» What this task involves:
From the entries below, copy every line where the string "failed" appears.
◆ ◆ ◆ ◆
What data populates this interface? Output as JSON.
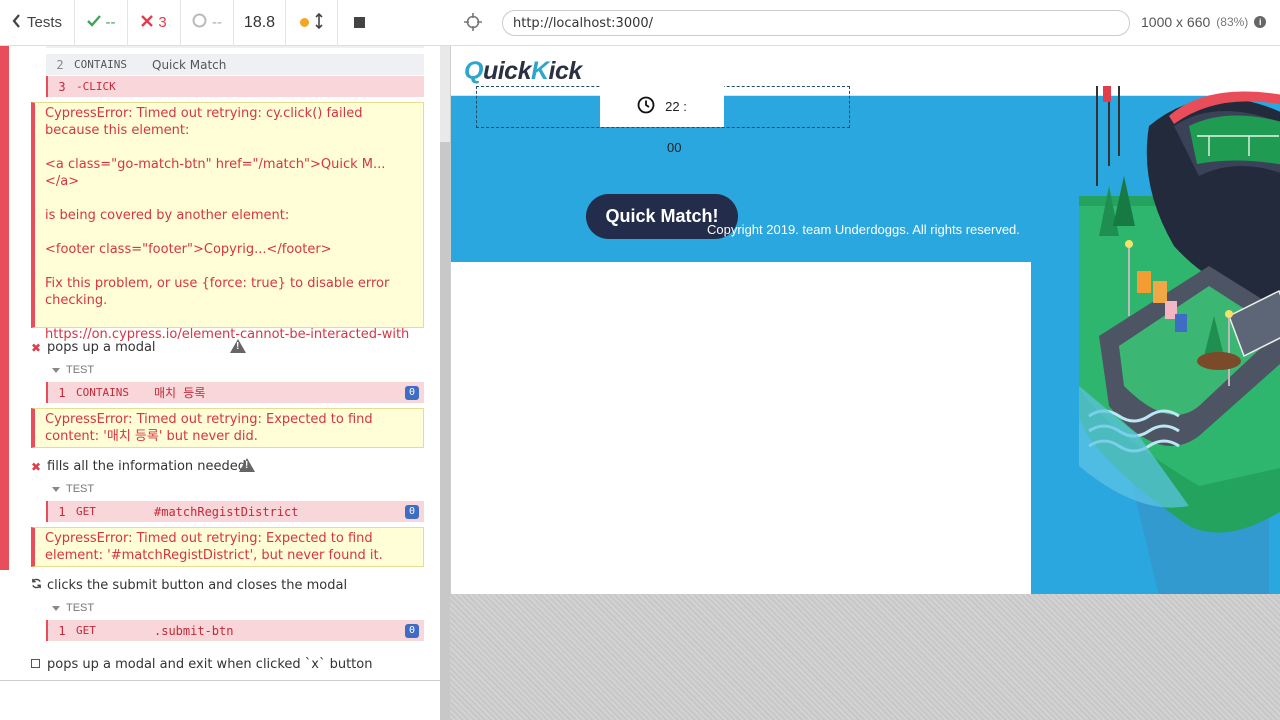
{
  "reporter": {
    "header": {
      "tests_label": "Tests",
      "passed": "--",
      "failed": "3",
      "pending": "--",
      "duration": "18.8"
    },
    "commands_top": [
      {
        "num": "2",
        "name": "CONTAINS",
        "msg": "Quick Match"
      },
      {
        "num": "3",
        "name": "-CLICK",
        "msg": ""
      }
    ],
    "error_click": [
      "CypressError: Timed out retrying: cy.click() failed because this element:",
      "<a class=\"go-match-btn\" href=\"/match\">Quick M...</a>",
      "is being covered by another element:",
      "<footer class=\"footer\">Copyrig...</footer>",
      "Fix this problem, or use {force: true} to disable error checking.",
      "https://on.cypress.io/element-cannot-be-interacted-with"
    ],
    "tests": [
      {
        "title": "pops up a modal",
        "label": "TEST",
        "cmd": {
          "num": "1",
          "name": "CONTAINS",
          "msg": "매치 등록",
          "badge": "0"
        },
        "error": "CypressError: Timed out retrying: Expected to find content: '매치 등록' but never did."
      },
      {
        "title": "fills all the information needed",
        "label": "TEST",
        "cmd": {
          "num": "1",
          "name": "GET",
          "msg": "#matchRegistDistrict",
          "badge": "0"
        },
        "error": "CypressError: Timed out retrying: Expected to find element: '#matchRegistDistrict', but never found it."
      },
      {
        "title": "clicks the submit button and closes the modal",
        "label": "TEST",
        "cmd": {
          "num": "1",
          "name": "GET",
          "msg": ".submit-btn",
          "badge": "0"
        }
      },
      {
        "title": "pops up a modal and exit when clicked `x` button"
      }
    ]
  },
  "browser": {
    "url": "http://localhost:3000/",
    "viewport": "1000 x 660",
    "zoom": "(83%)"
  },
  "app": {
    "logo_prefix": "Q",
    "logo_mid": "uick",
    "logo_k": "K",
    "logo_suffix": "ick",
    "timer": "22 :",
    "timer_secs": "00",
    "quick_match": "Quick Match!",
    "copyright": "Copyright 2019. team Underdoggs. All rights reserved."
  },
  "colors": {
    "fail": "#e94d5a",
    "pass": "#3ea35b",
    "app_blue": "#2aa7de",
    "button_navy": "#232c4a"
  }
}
◆ ◆ ◆ ◆
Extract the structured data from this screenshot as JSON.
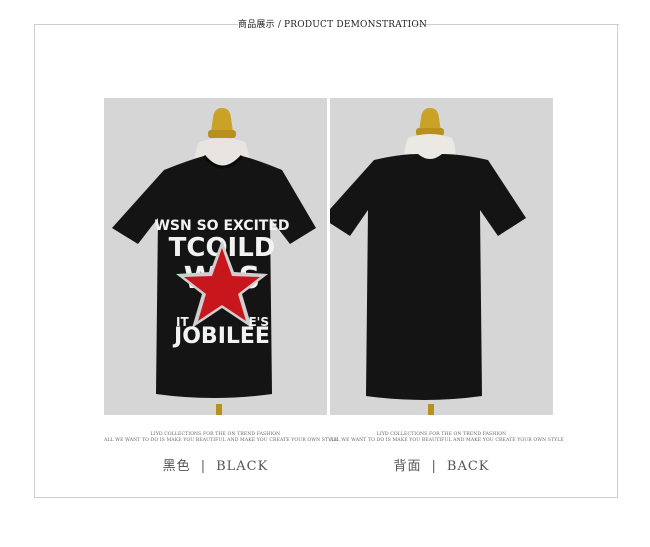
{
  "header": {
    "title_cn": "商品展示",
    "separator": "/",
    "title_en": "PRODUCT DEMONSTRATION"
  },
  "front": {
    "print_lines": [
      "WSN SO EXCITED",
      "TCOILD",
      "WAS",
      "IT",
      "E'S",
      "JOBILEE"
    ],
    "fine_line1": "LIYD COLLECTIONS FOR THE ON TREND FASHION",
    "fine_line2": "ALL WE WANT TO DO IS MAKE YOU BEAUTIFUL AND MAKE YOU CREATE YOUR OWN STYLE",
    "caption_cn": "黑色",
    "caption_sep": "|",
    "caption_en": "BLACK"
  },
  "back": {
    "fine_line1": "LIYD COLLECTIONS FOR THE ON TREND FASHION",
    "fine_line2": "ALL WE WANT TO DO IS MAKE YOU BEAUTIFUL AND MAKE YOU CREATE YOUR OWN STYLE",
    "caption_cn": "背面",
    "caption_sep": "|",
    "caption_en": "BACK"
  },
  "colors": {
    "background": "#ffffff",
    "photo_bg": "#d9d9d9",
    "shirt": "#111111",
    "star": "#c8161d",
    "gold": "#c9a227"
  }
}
◆ ◆ ◆ ◆
» Response for this exercise:
      "failed": "3",
      "CypressError: Timed out retrying: cy.click() failed because this element:",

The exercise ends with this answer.